> _Problem_: Within the records that follow, find every line containing the string "What". Copy those lines.

start

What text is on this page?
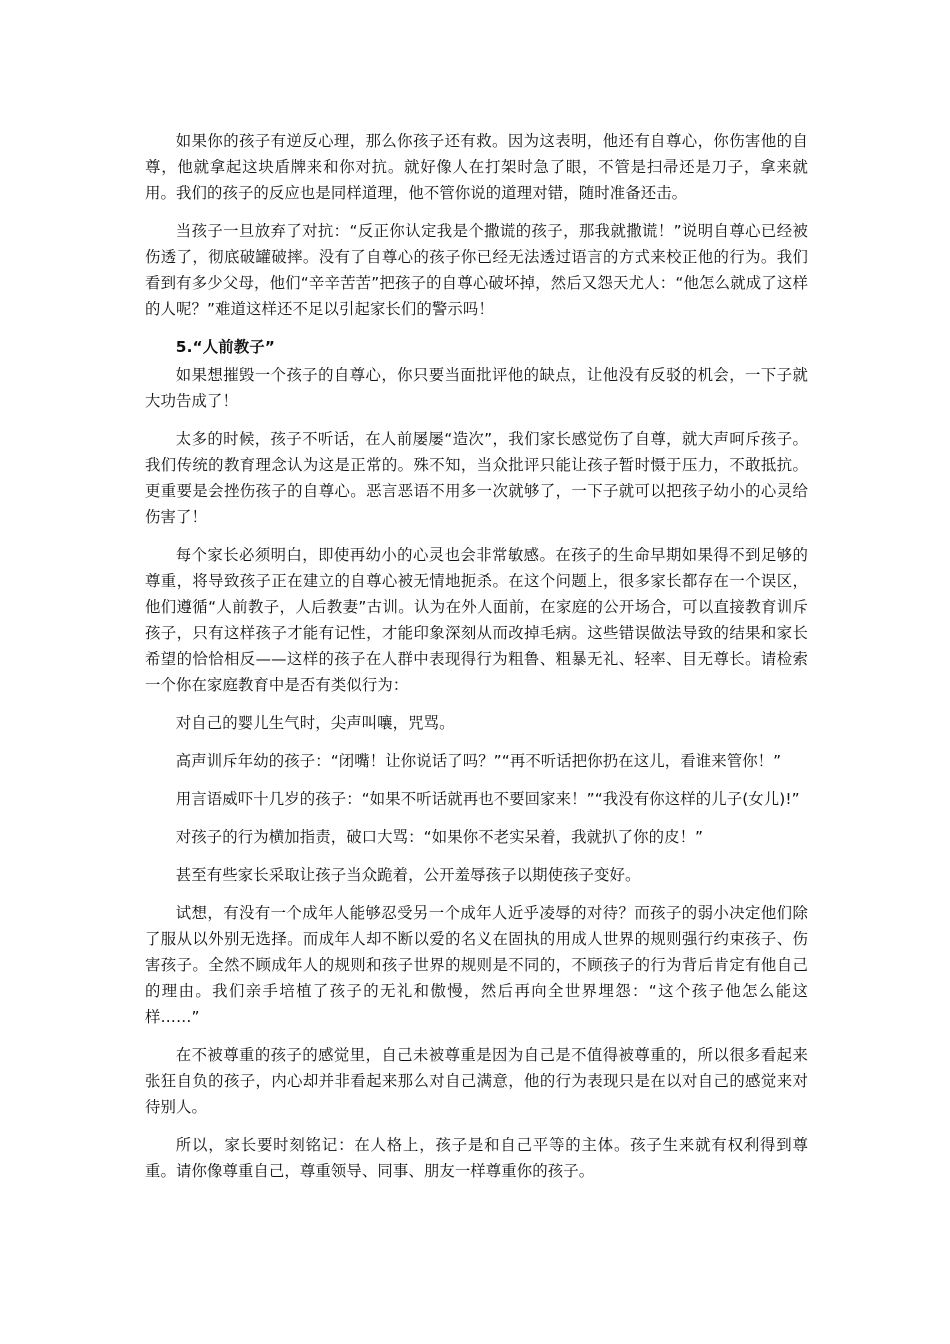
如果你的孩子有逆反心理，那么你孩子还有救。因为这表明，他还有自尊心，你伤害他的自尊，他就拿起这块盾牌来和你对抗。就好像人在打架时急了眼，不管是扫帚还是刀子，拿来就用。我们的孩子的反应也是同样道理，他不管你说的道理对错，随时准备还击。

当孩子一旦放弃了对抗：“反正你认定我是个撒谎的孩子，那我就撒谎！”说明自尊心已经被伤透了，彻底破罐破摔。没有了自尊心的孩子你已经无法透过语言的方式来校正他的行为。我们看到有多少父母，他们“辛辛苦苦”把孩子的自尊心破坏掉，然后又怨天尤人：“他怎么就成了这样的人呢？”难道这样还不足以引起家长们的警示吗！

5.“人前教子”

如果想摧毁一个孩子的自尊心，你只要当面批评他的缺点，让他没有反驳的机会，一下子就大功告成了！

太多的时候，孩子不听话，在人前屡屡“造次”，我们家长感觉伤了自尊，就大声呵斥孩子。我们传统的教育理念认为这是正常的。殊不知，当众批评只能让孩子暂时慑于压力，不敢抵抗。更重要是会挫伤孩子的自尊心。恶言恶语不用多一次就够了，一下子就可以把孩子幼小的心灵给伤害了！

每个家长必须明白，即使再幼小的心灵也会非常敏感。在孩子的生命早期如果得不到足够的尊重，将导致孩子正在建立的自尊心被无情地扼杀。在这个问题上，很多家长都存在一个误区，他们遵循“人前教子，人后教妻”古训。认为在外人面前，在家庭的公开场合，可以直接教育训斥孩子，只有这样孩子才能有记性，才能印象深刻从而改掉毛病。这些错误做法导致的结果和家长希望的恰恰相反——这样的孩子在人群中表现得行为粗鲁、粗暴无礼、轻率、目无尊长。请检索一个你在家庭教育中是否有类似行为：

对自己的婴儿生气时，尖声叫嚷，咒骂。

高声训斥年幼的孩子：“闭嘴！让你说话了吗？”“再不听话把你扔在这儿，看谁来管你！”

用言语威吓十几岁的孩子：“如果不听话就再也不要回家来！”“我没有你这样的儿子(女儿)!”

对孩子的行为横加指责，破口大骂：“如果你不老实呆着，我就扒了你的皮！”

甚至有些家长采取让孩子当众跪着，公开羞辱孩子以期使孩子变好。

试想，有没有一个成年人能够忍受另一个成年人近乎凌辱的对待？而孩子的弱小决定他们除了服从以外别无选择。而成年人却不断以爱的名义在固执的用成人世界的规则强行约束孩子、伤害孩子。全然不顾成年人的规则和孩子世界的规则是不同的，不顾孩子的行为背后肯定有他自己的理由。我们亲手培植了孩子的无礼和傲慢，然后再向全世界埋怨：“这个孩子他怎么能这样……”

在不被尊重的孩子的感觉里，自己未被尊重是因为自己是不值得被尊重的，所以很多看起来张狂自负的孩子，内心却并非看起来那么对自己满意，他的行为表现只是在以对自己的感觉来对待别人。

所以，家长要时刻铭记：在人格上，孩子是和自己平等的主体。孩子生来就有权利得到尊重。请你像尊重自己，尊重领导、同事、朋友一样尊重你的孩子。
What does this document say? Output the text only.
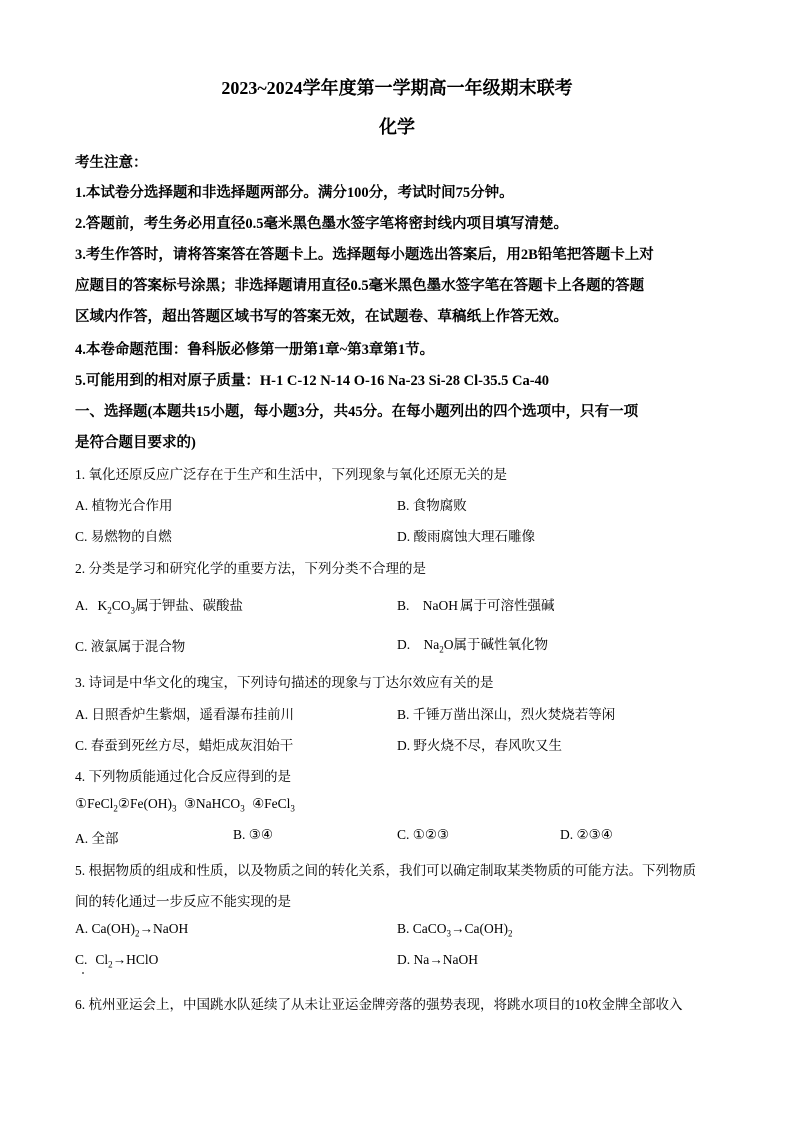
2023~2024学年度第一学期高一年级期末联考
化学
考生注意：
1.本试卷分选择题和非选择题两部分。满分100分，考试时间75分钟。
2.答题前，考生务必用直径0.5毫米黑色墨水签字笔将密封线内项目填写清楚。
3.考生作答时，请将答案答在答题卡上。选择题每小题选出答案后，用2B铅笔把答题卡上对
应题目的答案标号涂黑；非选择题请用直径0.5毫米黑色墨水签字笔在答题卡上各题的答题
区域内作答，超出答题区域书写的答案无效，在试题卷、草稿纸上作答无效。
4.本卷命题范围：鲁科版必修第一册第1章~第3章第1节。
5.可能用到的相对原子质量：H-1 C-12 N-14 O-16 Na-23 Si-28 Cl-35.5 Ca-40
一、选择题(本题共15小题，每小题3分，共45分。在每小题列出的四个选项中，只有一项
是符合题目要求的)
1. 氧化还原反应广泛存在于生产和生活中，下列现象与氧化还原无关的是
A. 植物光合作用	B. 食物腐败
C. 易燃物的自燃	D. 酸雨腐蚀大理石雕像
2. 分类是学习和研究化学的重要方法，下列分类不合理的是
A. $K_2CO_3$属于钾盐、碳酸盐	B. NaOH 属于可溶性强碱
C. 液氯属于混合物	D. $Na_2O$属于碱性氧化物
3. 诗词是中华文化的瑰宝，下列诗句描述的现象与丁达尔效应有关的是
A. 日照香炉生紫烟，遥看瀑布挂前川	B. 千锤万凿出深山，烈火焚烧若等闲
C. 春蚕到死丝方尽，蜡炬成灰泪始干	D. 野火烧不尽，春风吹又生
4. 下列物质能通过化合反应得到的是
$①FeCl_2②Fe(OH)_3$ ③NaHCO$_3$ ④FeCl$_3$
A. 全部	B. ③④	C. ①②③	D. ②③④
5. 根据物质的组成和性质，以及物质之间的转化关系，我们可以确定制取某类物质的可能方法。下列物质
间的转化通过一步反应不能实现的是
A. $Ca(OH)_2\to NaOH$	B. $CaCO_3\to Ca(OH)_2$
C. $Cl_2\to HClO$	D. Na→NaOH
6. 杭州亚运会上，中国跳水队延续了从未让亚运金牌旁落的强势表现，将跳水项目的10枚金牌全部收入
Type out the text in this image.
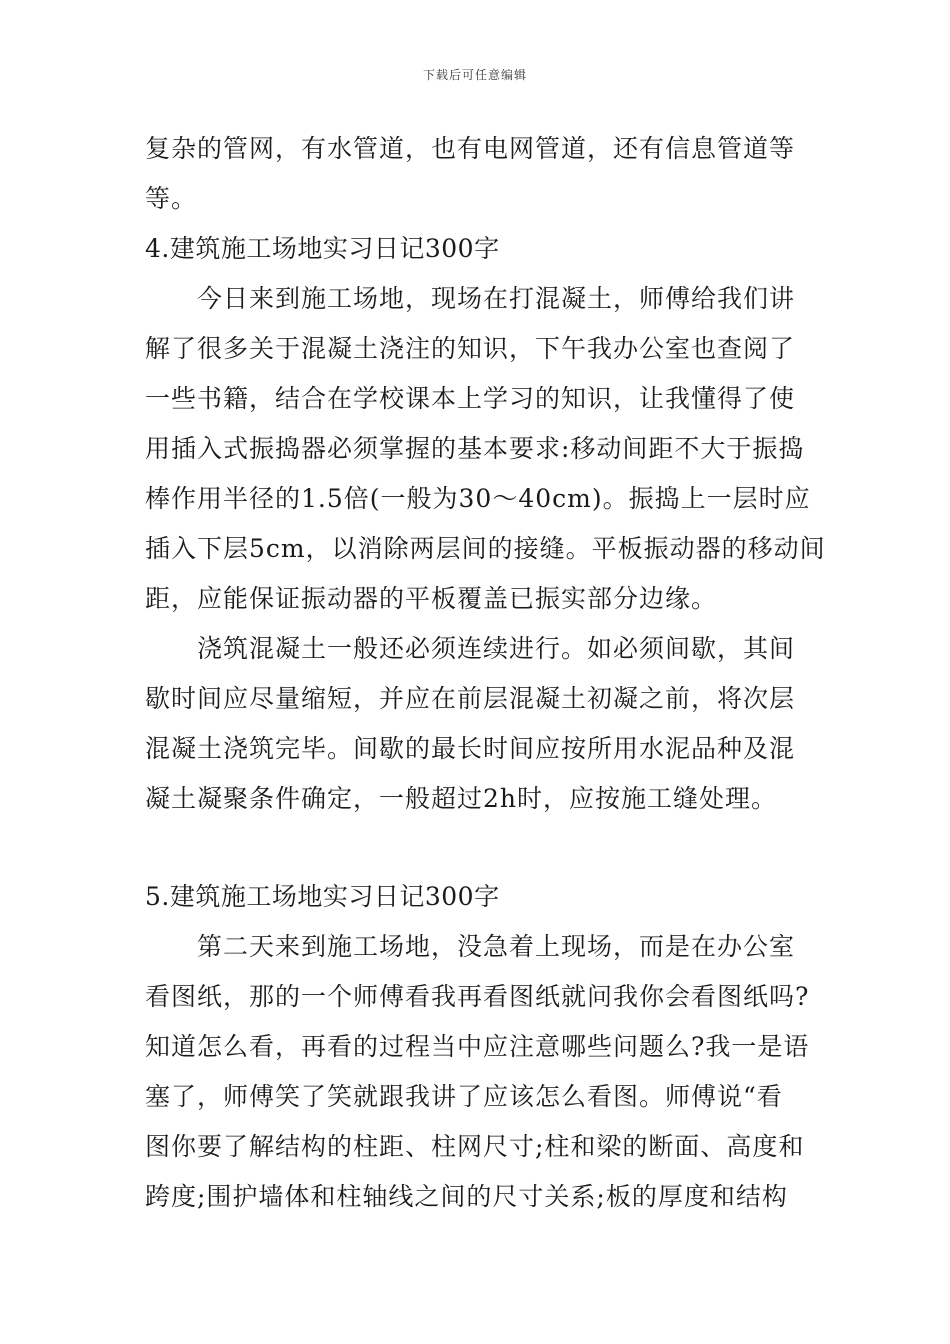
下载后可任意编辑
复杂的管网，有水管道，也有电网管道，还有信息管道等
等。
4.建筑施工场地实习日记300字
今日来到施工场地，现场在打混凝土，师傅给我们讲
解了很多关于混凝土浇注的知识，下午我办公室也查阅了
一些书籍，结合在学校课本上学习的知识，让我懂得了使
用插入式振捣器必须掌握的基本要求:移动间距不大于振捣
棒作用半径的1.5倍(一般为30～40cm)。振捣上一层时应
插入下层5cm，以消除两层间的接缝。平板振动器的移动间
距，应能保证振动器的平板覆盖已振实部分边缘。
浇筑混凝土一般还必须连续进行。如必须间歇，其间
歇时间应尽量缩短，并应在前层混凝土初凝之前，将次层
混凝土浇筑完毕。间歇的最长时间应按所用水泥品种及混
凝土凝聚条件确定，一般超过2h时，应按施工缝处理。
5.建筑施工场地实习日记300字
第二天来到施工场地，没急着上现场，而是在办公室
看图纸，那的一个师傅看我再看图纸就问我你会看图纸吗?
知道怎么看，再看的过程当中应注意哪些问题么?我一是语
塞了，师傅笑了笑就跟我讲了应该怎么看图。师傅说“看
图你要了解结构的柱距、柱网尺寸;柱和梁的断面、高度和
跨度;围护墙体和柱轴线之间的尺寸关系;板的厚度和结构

end

> _Answer to this task_:
What text is on this page?
What does this document say? Output the text only.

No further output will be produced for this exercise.